Work through the data below and give the number of lines holding "text", nothing more.

§ **Supplied records**

-.-.-

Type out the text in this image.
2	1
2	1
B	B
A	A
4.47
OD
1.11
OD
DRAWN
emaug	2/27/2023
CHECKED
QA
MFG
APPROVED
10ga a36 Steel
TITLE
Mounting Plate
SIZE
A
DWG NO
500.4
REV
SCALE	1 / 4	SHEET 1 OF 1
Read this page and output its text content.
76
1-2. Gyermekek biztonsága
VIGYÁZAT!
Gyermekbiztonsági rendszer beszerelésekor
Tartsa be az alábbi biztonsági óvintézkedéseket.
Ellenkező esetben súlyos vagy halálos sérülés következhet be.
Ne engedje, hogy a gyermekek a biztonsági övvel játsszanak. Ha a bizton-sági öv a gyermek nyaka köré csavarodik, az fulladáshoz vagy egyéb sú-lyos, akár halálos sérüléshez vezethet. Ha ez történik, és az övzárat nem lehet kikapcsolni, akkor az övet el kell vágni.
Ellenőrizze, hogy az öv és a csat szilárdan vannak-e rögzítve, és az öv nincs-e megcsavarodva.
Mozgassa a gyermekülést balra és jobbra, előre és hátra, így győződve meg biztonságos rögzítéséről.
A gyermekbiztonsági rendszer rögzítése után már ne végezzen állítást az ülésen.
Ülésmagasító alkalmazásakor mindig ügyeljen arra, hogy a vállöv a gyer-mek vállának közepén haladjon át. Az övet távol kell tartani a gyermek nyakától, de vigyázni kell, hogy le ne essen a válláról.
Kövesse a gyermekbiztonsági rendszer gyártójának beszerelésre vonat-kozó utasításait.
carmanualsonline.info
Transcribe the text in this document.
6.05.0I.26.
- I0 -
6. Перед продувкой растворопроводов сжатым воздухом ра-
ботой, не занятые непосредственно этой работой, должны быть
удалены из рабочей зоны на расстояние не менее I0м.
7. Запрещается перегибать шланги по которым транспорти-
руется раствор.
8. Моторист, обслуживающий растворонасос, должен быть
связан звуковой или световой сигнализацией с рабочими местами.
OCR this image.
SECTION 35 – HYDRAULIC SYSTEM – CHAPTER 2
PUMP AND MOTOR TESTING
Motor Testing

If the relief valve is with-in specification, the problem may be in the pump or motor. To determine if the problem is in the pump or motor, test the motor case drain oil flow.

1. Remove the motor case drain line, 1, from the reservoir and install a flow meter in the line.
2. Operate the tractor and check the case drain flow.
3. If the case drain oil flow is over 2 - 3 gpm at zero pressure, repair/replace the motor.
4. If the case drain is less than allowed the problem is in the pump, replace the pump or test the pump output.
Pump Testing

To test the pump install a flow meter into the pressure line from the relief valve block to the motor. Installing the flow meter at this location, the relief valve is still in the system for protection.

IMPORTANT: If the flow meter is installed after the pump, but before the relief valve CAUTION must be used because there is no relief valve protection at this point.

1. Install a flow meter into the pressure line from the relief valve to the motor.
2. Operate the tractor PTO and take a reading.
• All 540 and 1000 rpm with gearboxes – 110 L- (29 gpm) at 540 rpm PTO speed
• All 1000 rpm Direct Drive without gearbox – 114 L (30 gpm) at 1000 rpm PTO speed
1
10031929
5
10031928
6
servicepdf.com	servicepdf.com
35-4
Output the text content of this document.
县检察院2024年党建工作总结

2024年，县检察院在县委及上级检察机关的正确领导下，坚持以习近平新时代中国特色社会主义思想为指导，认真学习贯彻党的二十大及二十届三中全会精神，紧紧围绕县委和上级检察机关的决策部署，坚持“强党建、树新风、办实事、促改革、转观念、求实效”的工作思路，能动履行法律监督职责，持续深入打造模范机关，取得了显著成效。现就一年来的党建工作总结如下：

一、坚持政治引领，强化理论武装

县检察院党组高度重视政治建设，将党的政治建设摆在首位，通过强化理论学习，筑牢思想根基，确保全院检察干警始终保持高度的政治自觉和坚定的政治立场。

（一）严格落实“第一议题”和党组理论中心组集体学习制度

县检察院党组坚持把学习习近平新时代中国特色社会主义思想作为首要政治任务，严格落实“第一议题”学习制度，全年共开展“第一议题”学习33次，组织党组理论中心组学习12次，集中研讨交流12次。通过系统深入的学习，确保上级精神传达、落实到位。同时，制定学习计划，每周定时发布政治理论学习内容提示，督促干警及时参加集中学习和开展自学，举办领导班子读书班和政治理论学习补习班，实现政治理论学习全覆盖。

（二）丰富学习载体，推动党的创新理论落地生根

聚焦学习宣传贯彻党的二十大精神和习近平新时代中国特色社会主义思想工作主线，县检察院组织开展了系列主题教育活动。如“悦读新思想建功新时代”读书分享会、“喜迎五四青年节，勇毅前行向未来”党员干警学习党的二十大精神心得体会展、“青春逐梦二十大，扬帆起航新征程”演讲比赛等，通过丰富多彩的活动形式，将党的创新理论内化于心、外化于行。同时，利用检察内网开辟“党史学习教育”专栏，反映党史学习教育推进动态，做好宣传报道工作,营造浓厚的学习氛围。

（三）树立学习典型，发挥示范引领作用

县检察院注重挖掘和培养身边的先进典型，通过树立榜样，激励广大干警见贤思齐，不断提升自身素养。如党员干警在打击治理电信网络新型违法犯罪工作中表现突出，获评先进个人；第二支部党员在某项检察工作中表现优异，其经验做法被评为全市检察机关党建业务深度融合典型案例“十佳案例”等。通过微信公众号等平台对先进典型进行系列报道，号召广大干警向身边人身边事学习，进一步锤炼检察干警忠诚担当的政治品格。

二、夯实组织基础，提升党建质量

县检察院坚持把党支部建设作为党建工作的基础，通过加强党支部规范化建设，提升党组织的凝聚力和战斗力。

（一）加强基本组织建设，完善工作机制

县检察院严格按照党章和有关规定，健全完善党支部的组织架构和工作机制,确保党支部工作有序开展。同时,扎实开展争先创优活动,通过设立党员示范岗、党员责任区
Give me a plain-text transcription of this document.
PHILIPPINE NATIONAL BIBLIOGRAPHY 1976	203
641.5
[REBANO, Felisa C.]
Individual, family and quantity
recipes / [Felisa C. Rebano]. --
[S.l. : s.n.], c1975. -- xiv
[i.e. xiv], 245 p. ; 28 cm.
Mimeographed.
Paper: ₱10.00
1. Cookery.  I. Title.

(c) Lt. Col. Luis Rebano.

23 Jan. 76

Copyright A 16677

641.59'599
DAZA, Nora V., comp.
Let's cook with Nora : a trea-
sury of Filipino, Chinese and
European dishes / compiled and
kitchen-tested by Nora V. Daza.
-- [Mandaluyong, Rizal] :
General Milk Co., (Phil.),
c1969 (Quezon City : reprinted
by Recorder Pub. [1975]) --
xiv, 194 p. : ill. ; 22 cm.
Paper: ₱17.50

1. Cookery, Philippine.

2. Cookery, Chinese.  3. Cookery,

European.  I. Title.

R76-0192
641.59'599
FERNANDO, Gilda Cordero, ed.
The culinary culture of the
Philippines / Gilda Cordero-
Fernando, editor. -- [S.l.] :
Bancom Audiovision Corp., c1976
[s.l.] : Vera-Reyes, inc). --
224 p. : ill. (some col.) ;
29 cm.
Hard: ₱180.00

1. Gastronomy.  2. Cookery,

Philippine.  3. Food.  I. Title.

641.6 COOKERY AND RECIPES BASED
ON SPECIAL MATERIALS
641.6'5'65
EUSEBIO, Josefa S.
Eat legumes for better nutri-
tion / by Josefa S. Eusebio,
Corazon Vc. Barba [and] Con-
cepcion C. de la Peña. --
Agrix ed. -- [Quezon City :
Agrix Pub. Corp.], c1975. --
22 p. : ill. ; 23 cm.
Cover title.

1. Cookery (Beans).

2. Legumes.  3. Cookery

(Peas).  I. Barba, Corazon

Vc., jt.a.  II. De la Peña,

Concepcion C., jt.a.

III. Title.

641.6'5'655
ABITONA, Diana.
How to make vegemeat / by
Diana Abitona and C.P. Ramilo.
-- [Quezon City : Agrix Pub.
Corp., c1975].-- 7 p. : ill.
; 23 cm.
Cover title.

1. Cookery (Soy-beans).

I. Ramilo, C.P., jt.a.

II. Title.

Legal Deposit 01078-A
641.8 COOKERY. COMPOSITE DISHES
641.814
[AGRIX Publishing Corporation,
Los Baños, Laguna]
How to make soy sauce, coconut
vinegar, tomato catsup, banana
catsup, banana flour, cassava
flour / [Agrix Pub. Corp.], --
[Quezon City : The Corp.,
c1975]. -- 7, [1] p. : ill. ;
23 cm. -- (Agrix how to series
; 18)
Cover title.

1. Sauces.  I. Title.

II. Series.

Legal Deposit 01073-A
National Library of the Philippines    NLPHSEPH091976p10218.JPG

-.-.-

§ **Solution**
5